The request: With the pictures left out, reproduce exactly the lines running from the line with "Serialize everything readable" to the last line of the material below.

Extracted entries:
====

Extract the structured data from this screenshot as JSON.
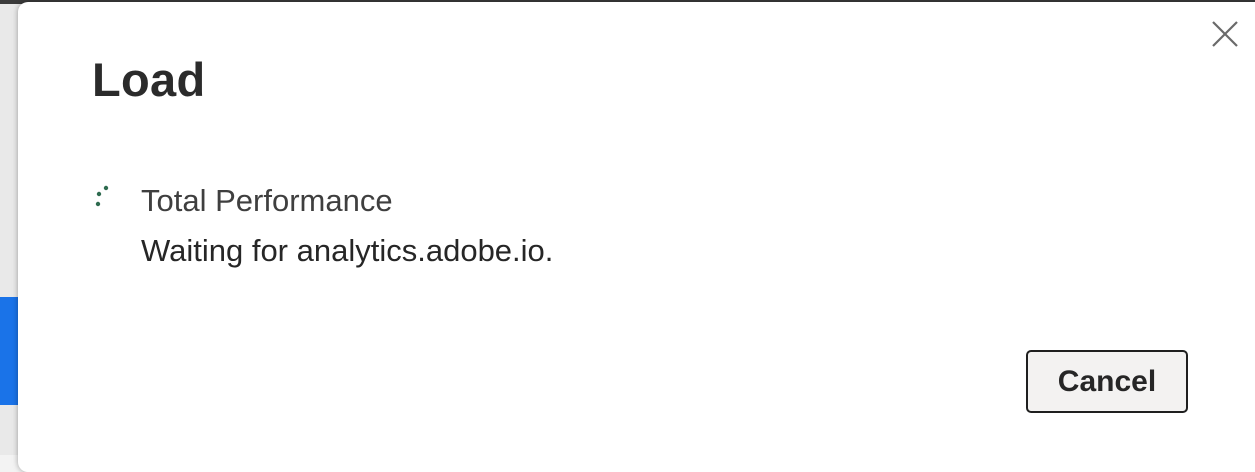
{
  "dialog": {
    "title": "Load",
    "close_icon": "close-icon",
    "item": {
      "spinner_icon": "loading-spinner-icon",
      "name": "Total Performance",
      "status": "Waiting for analytics.adobe.io."
    },
    "cancel_label": "Cancel"
  },
  "colors": {
    "spinner": "#2e6b4f",
    "background_accent": "#1a73e8",
    "title": "#2b2b2b",
    "button_bg": "#f3f2f1",
    "button_border": "#1f1f1f"
  }
}
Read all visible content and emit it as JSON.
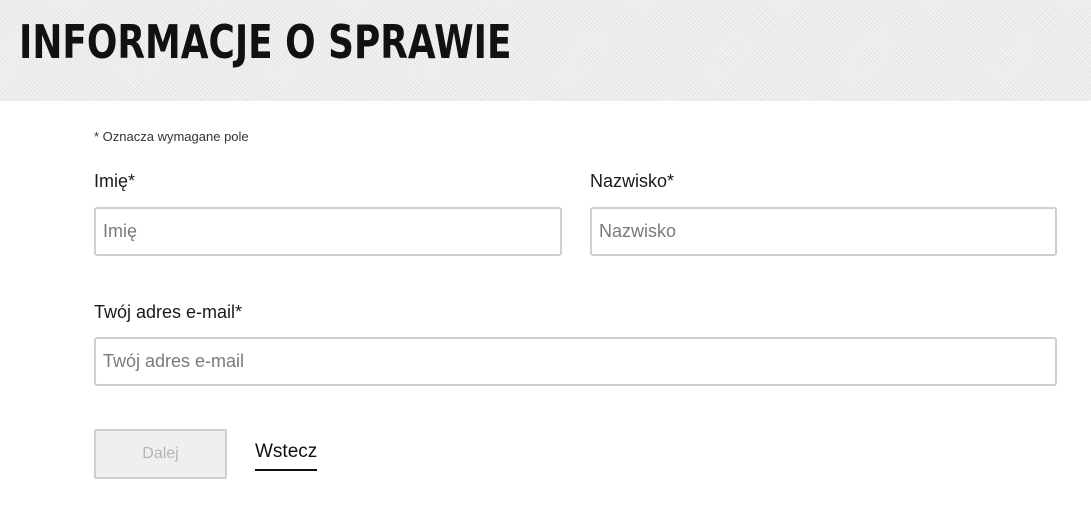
{
  "header": {
    "title": "INFORMACJE O SPRAWIE"
  },
  "form": {
    "required_note": "* Oznacza wymagane pole",
    "first_name": {
      "label": "Imię*",
      "placeholder": "Imię",
      "value": ""
    },
    "last_name": {
      "label": "Nazwisko*",
      "placeholder": "Nazwisko",
      "value": ""
    },
    "email": {
      "label": "Twój adres e-mail*",
      "placeholder": "Twój adres e-mail",
      "value": ""
    }
  },
  "actions": {
    "next_label": "Dalej",
    "next_disabled": true,
    "back_label": "Wstecz"
  },
  "colors": {
    "header_bg": "#ececec",
    "title": "#111111",
    "input_border": "#cfcfcf",
    "disabled_button_bg": "#efefef",
    "disabled_button_text": "#b5b5b5"
  }
}
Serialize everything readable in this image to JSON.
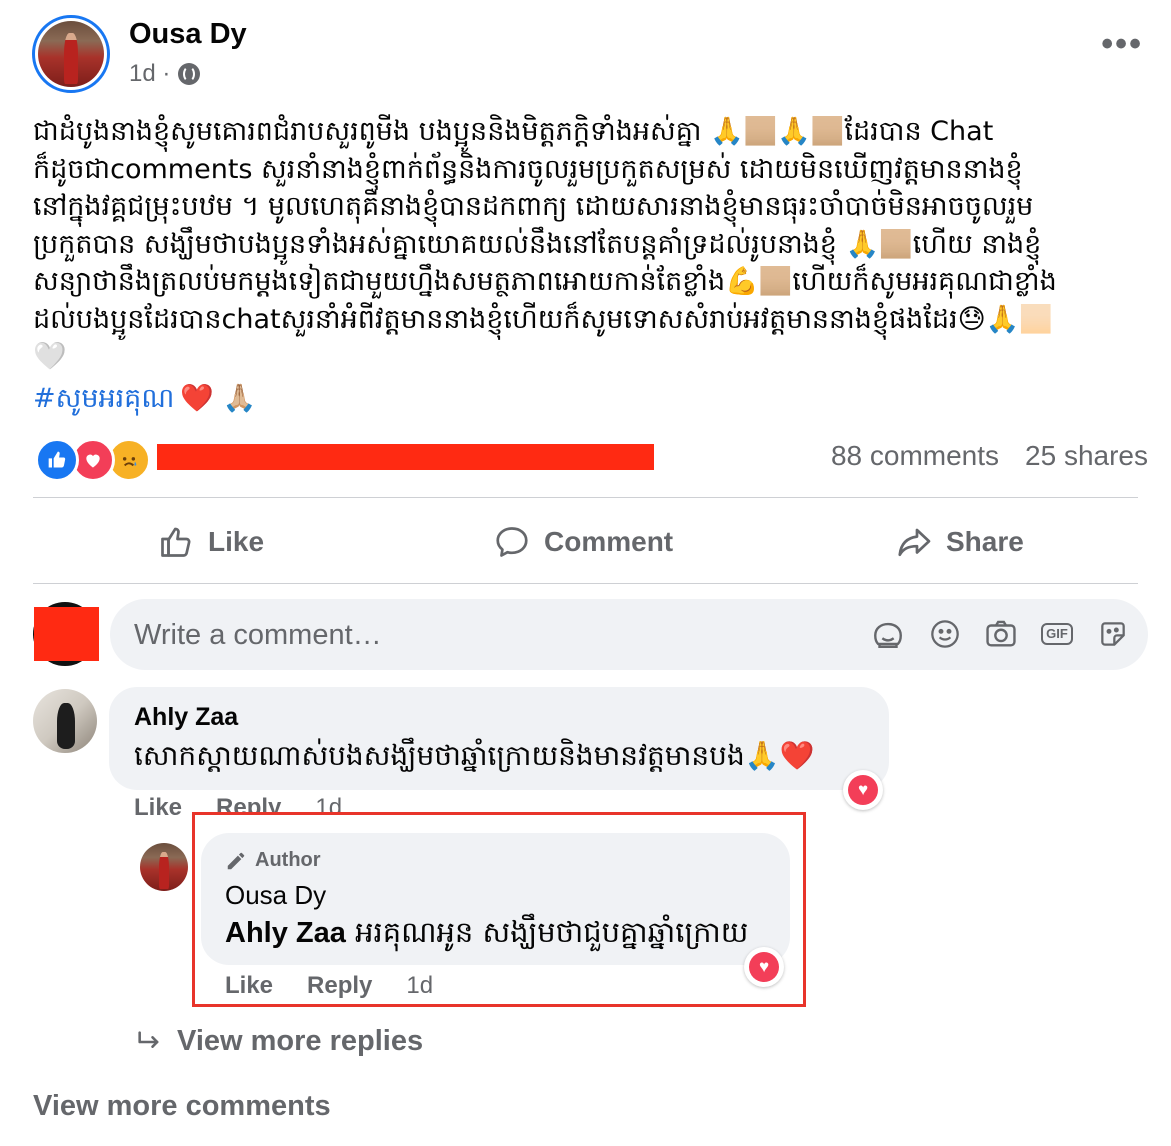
{
  "post": {
    "author": "Ousa Dy",
    "time": "1d ·",
    "text_lines": [
      "ជាដំបូងនាងខ្ញុំសូមគោរពជំរាបសួរពូមីង បងប្អូននិងមិត្តភក្តិទាំងអស់គ្នា 🙏🏼🙏🏼ដែរបាន Chat",
      "ក៏ដូចជាcomments សួរនាំនាងខ្ញុំពាក់ព័ន្ធនិងការចូលរួមប្រកួតសម្រស់ ដោយមិនឃើញវត្តមាននាងខ្ញុំ",
      "នៅក្នុងវគ្គជម្រុះបឋម ។ មូលហេតុគឺនាងខ្ញុំបានដកពាក្យ ដោយសារនាងខ្ញុំមានធុរះចាំបាច់មិនអាចចូលរួម",
      "ប្រកួតបាន សង្ឃឹមថាបងប្អូនទាំងអស់គ្នាយោគយល់នឹងនៅតែបន្តគាំទ្រដល់រូបនាងខ្ញុំ 🙏🏼ហើយ នាងខ្ញុំ",
      "សន្យាថានឹងត្រលប់មកម្តងទៀតជាមួយហ្នឹងសមត្ថភាពអោយកាន់តែខ្លាំង💪🏼ហើយក៏សូមអរគុណជាខ្លាំង",
      "ដល់បងប្អូនដែរបានchatសួរនាំអំពីវត្តមាននាងខ្ញុំហើយក៏សូមទោសសំរាប់អវត្តមាននាងខ្ញុំផងដែរ😓🙏🏻",
      "🤍"
    ],
    "hashtag": "#សូមអរគុណ",
    "hashtag_emoji": "❤️ 🙏🏼",
    "comments_count": "88 comments",
    "shares_count": "25 shares"
  },
  "actions": {
    "like": "Like",
    "comment": "Comment",
    "share": "Share"
  },
  "composer": {
    "placeholder": "Write a comment…"
  },
  "comment1": {
    "name": "Ahly Zaa",
    "text": "សោកស្តាយណាស់បងសង្ឃឹមថាឆ្នាំក្រោយនិងមានវត្តមានបង🙏❤️",
    "like": "Like",
    "reply": "Reply",
    "time": "1d"
  },
  "reply1": {
    "badge": "Author",
    "name": "Ousa Dy",
    "tag": "Ahly Zaa",
    "text": " អរគុណអូន សង្ឃឹមថាជួបគ្នាឆ្នាំក្រោយ",
    "like": "Like",
    "reply": "Reply",
    "time": "1d"
  },
  "view_more_replies": "View more replies",
  "view_more_comments": "View more comments",
  "colors": {
    "brand_blue": "#1877f2",
    "hashtag": "#216fdb",
    "secondary_text": "#65676b",
    "bubble_bg": "#f0f2f5",
    "love": "#f33e58",
    "highlight_red": "#e8342a",
    "redaction": "#ff2a12"
  },
  "icons": [
    "globe-icon",
    "more-icon",
    "like-icon",
    "comment-icon",
    "share-icon",
    "sticker-icon",
    "emoji-icon",
    "camera-icon",
    "gif-icon",
    "sticker2-icon",
    "heart-icon",
    "pencil-icon",
    "reply-arrow-icon"
  ]
}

====

Final answer:
Serialize everything readable in this image to JSON.
{
  "post": {
    "author": "Ousa Dy",
    "time": "1d ·",
    "text_lines": [
      "ជាដំបូងនាងខ្ញុំសូមគោរពជំរាបសួរពូមីង បងប្អូននិងមិត្តភក្តិទាំងអស់គ្នា 🙏🏼🙏🏼ដែរបាន Chat",
      "ក៏ដូចជាcomments សួរនាំនាងខ្ញុំពាក់ព័ន្ធនិងការចូលរួមប្រកួតសម្រស់ ដោយមិនឃើញវត្តមាននាងខ្ញុំ",
      "នៅក្នុងវគ្គជម្រុះបឋម ។ មូលហេតុគឺនាងខ្ញុំបានដកពាក្យ ដោយសារនាងខ្ញុំមានធុរះចាំបាច់មិនអាចចូលរួម",
      "ប្រកួតបាន សង្ឃឹមថាបងប្អូនទាំងអស់គ្នាយោគយល់នឹងនៅតែបន្តគាំទ្រដល់រូបនាងខ្ញុំ 🙏🏼ហើយ នាងខ្ញុំ",
      "សន្យាថានឹងត្រលប់មកម្តងទៀតជាមួយហ្នឹងសមត្ថភាពអោយកាន់តែខ្លាំង💪🏼ហើយក៏សូមអរគុណជាខ្លាំង",
      "ដល់បងប្អូនដែរបានchatសួរនាំអំពីវត្តមាននាងខ្ញុំហើយក៏សូមទោសសំរាប់អវត្តមាននាងខ្ញុំផងដែរ😓🙏🏻",
      "🤍"
    ],
    "hashtag": "#សូមអរគុណ",
    "hashtag_emoji": "❤️ 🙏🏼",
    "comments_count": "88 comments",
    "shares_count": "25 shares"
  },
  "actions": {
    "like": "Like",
    "comment": "Comment",
    "share": "Share"
  },
  "composer": {
    "placeholder": "Write a comment…"
  },
  "comment1": {
    "name": "Ahly Zaa",
    "text": "សោកស្តាយណាស់បងសង្ឃឹមថាឆ្នាំក្រោយនិងមានវត្តមានបង🙏❤️",
    "like": "Like",
    "reply": "Reply",
    "time": "1d"
  },
  "reply1": {
    "badge": "Author",
    "name": "Ousa Dy",
    "tag": "Ahly Zaa",
    "text": " អរគុណអូន សង្ឃឹមថាជួបគ្នាឆ្នាំក្រោយ",
    "like": "Like",
    "reply": "Reply",
    "time": "1d"
  },
  "view_more_replies": "View more replies",
  "view_more_comments": "View more comments",
  "colors": {
    "brand_blue": "#1877f2",
    "hashtag": "#216fdb",
    "secondary_text": "#65676b",
    "bubble_bg": "#f0f2f5",
    "love": "#f33e58",
    "highlight_red": "#e8342a",
    "redaction": "#ff2a12"
  },
  "icons": [
    "globe-icon",
    "more-icon",
    "like-icon",
    "comment-icon",
    "share-icon",
    "sticker-icon",
    "emoji-icon",
    "camera-icon",
    "gif-icon",
    "sticker2-icon",
    "heart-icon",
    "pencil-icon",
    "reply-arrow-icon"
  ]
}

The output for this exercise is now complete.